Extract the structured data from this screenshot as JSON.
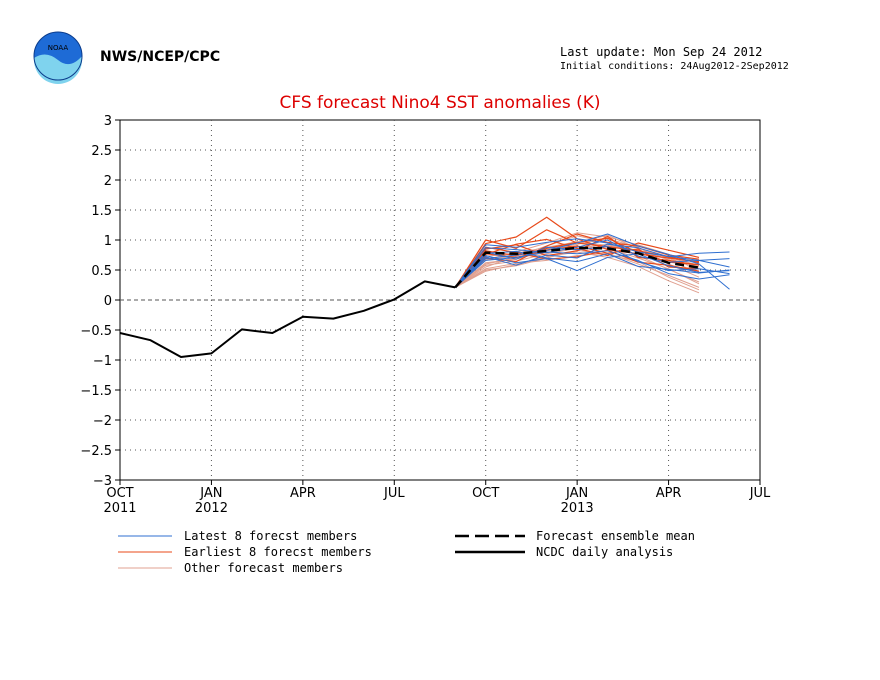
{
  "header": {
    "agency": "NWS/NCEP/CPC",
    "last_update": "Last update: Mon Sep 24 2012",
    "initial_conditions": "Initial conditions: 24Aug2012-2Sep2012",
    "logo_text": "NOAA"
  },
  "chart_data": {
    "type": "line",
    "title": "CFS forecast Nino4 SST anomalies (K)",
    "xlabel": "",
    "ylabel": "",
    "ylim": [
      -3,
      3
    ],
    "yticks": [
      3,
      2.5,
      2,
      1.5,
      1,
      0.5,
      0,
      -0.5,
      -1,
      -1.5,
      -2,
      -2.5,
      -3
    ],
    "ytick_labels": [
      "3",
      "2.5",
      "2",
      "1.5",
      "1",
      "0.5",
      "0",
      "−0.5",
      "−1",
      "−1.5",
      "−2",
      "−2.5",
      "−3"
    ],
    "xlim": [
      "2011-10",
      "2013-07"
    ],
    "xticks": [
      {
        "month": "2011-10",
        "label": "OCT",
        "year": "2011"
      },
      {
        "month": "2012-01",
        "label": "JAN",
        "year": "2012"
      },
      {
        "month": "2012-04",
        "label": "APR",
        "year": ""
      },
      {
        "month": "2012-07",
        "label": "JUL",
        "year": ""
      },
      {
        "month": "2012-10",
        "label": "OCT",
        "year": ""
      },
      {
        "month": "2013-01",
        "label": "JAN",
        "year": "2013"
      },
      {
        "month": "2013-04",
        "label": "APR",
        "year": ""
      },
      {
        "month": "2013-07",
        "label": "JUL",
        "year": ""
      }
    ],
    "grid": true,
    "zero_line": true,
    "series": [
      {
        "name": "NCDC daily analysis",
        "role": "analysis",
        "color": "#000000",
        "dates": [
          "2011-10-01",
          "2011-11-01",
          "2011-12-01",
          "2012-01-01",
          "2012-02-01",
          "2012-03-01",
          "2012-04-01",
          "2012-05-01",
          "2012-06-01",
          "2012-07-01",
          "2012-08-01",
          "2012-09-01"
        ],
        "values": [
          -0.55,
          -0.67,
          -0.95,
          -0.89,
          -0.49,
          -0.55,
          -0.28,
          -0.31,
          -0.18,
          0.01,
          0.31,
          0.21
        ]
      },
      {
        "name": "Forecast ensemble mean",
        "role": "mean",
        "color": "#000000",
        "dates": [
          "2012-09-01",
          "2012-10-01",
          "2012-11-01",
          "2012-12-01",
          "2013-01-01",
          "2013-02-01",
          "2013-03-01",
          "2013-04-01",
          "2013-05-01"
        ],
        "values": [
          0.21,
          0.79,
          0.77,
          0.82,
          0.87,
          0.86,
          0.78,
          0.62,
          0.54
        ]
      },
      {
        "name": "Latest 8 forecst members",
        "role": "latest",
        "color": "#2f6fd0",
        "members": [
          {
            "start": "2012-09-01",
            "values": [
              0.21,
              0.72,
              0.58,
              0.75,
              0.7,
              0.93,
              0.87,
              0.72,
              0.78,
              0.8
            ]
          },
          {
            "start": "2012-09-01",
            "values": [
              0.21,
              0.8,
              0.68,
              0.88,
              0.84,
              0.89,
              0.64,
              0.49,
              0.52,
              0.44
            ]
          },
          {
            "start": "2012-09-01",
            "values": [
              0.21,
              0.69,
              0.75,
              0.83,
              0.95,
              1.1,
              0.9,
              0.76,
              0.6,
              0.18
            ]
          },
          {
            "start": "2012-09-01",
            "values": [
              0.21,
              0.74,
              0.62,
              0.69,
              0.49,
              0.71,
              0.77,
              0.57,
              0.46,
              0.49
            ]
          },
          {
            "start": "2012-09-01",
            "values": [
              0.21,
              0.87,
              0.84,
              0.79,
              0.88,
              1.0,
              0.73,
              0.63,
              0.66,
              0.55
            ]
          },
          {
            "start": "2012-09-01",
            "values": [
              0.21,
              0.66,
              0.71,
              0.8,
              0.77,
              0.82,
              0.66,
              0.44,
              0.35,
              0.42
            ]
          },
          {
            "start": "2012-09-01",
            "values": [
              0.21,
              0.92,
              0.88,
              0.96,
              1.02,
              0.95,
              0.8,
              0.73,
              0.66,
              0.69
            ]
          },
          {
            "start": "2012-09-01",
            "values": [
              0.21,
              0.78,
              0.81,
              0.7,
              0.64,
              0.77,
              0.56,
              0.51,
              0.45,
              0.5
            ]
          }
        ]
      },
      {
        "name": "Earliest 8 forecst members",
        "role": "earliest",
        "color": "#e84a1a",
        "members": [
          {
            "start": "2012-09-01",
            "values": [
              0.21,
              1.0,
              0.86,
              1.17,
              0.95,
              0.89,
              0.82,
              0.72,
              0.62
            ]
          },
          {
            "start": "2012-09-01",
            "values": [
              0.21,
              0.94,
              1.05,
              1.38,
              1.02,
              0.84,
              0.77,
              0.7,
              0.64
            ]
          },
          {
            "start": "2012-09-01",
            "values": [
              0.21,
              0.77,
              0.71,
              0.83,
              0.9,
              0.78,
              0.85,
              0.55,
              0.52
            ]
          },
          {
            "start": "2012-09-01",
            "values": [
              0.21,
              0.85,
              0.92,
              0.74,
              0.82,
              1.06,
              0.71,
              0.66,
              0.58
            ]
          },
          {
            "start": "2012-09-01",
            "values": [
              0.21,
              0.7,
              0.64,
              0.9,
              1.1,
              0.96,
              0.9,
              0.75,
              0.68
            ]
          },
          {
            "start": "2012-09-01",
            "values": [
              0.21,
              0.88,
              0.79,
              0.68,
              0.72,
              0.83,
              0.63,
              0.58,
              0.48
            ]
          },
          {
            "start": "2012-09-01",
            "values": [
              0.21,
              0.76,
              0.93,
              1.01,
              0.86,
              0.74,
              0.95,
              0.83,
              0.71
            ]
          },
          {
            "start": "2012-09-01",
            "values": [
              0.21,
              0.82,
              0.74,
              0.86,
              0.96,
              1.03,
              0.79,
              0.63,
              0.59
            ]
          }
        ]
      },
      {
        "name": "Other forecast members",
        "role": "other",
        "color": "#e0a090",
        "members": [
          {
            "start": "2012-09-01",
            "values": [
              0.21,
              0.62,
              0.68,
              0.82,
              0.93,
              1.02,
              0.88,
              0.6,
              0.38
            ]
          },
          {
            "start": "2012-09-01",
            "values": [
              0.21,
              0.55,
              0.73,
              0.9,
              1.07,
              0.96,
              0.74,
              0.51,
              0.3
            ]
          },
          {
            "start": "2012-09-01",
            "values": [
              0.21,
              0.48,
              0.59,
              0.72,
              0.8,
              0.71,
              0.56,
              0.32,
              0.12
            ]
          },
          {
            "start": "2012-09-01",
            "values": [
              0.21,
              0.58,
              0.65,
              0.77,
              0.86,
              0.93,
              0.81,
              0.69,
              0.55
            ]
          },
          {
            "start": "2012-09-01",
            "values": [
              0.21,
              0.67,
              0.8,
              0.95,
              1.12,
              1.05,
              0.92,
              0.76,
              0.47
            ]
          },
          {
            "start": "2012-09-01",
            "values": [
              0.21,
              0.52,
              0.61,
              0.66,
              0.74,
              0.78,
              0.6,
              0.41,
              0.21
            ]
          },
          {
            "start": "2012-09-01",
            "values": [
              0.21,
              0.73,
              0.78,
              0.88,
              0.97,
              0.91,
              0.83,
              0.67,
              0.44
            ]
          },
          {
            "start": "2012-09-01",
            "values": [
              0.21,
              0.6,
              0.7,
              0.79,
              0.89,
              0.86,
              0.7,
              0.52,
              0.27
            ]
          },
          {
            "start": "2012-09-01",
            "values": [
              0.21,
              0.66,
              0.74,
              0.84,
              0.95,
              1.08,
              0.86,
              0.71,
              0.58
            ]
          },
          {
            "start": "2012-09-01",
            "values": [
              0.21,
              0.5,
              0.57,
              0.7,
              0.83,
              0.76,
              0.64,
              0.38,
              0.17
            ]
          }
        ]
      }
    ],
    "legend": {
      "placement": "bottom",
      "entries": [
        {
          "label": "Latest 8 forecst members",
          "color": "#2f6fd0",
          "style": "solid-thin"
        },
        {
          "label": "Earliest 8 forecst members",
          "color": "#e84a1a",
          "style": "solid-thin"
        },
        {
          "label": "Other forecast members",
          "color": "#e0a090",
          "style": "solid-thin"
        },
        {
          "label": "Forecast ensemble mean",
          "color": "#000000",
          "style": "dashed-thick"
        },
        {
          "label": "NCDC daily analysis",
          "color": "#000000",
          "style": "solid-thick"
        }
      ]
    }
  }
}
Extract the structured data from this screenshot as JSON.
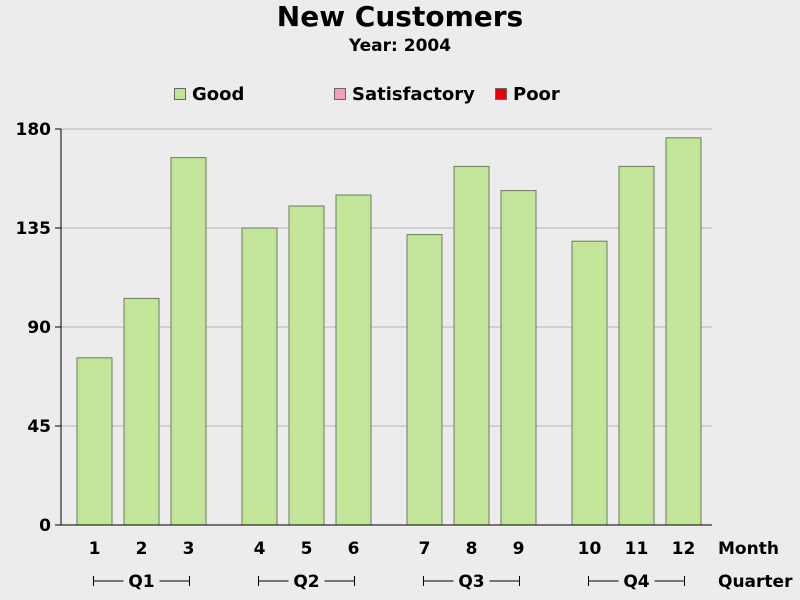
{
  "chart_data": {
    "type": "bar",
    "title": "New Customers",
    "subtitle": "Year: 2004",
    "categories": [
      "1",
      "2",
      "3",
      "4",
      "5",
      "6",
      "7",
      "8",
      "9",
      "10",
      "11",
      "12"
    ],
    "groups": [
      {
        "label": "Q1",
        "members": [
          "1",
          "2",
          "3"
        ]
      },
      {
        "label": "Q2",
        "members": [
          "4",
          "5",
          "6"
        ]
      },
      {
        "label": "Q3",
        "members": [
          "7",
          "8",
          "9"
        ]
      },
      {
        "label": "Q4",
        "members": [
          "10",
          "11",
          "12"
        ]
      }
    ],
    "series": [
      {
        "name": "Good",
        "color": "#c3e59a",
        "values": [
          76,
          103,
          167,
          135,
          145,
          150,
          132,
          163,
          152,
          129,
          163,
          176
        ]
      }
    ],
    "legend": [
      {
        "name": "Good",
        "color": "#c3e59a"
      },
      {
        "name": "Satisfactory",
        "color": "#f4a0b4"
      },
      {
        "name": "Poor",
        "color": "#e8000b"
      }
    ],
    "xlabel": "Month",
    "group_axis_label": "Quarter",
    "ylabel": "",
    "ylim": [
      0,
      180
    ],
    "yticks": [
      0,
      45,
      90,
      135,
      180
    ],
    "grid": true,
    "legend_position": "top"
  }
}
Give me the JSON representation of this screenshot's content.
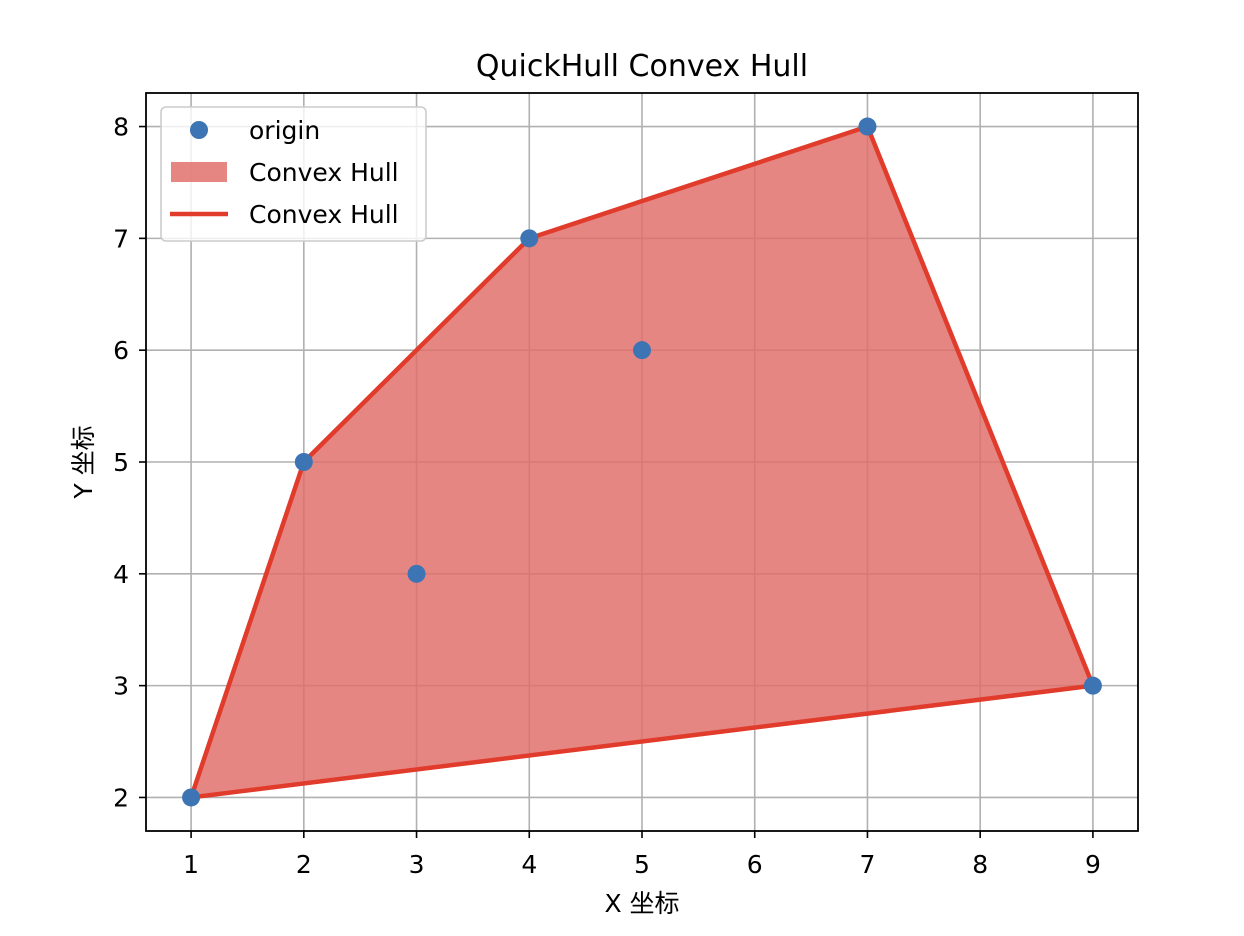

***

• What you need to do:
Search the entries for the word "analysis" and copy every line that has it.

• Final answer:
        "name": "NCDC daily analysis",
        "role": "analysis",
          "label": "NCDC daily analysis",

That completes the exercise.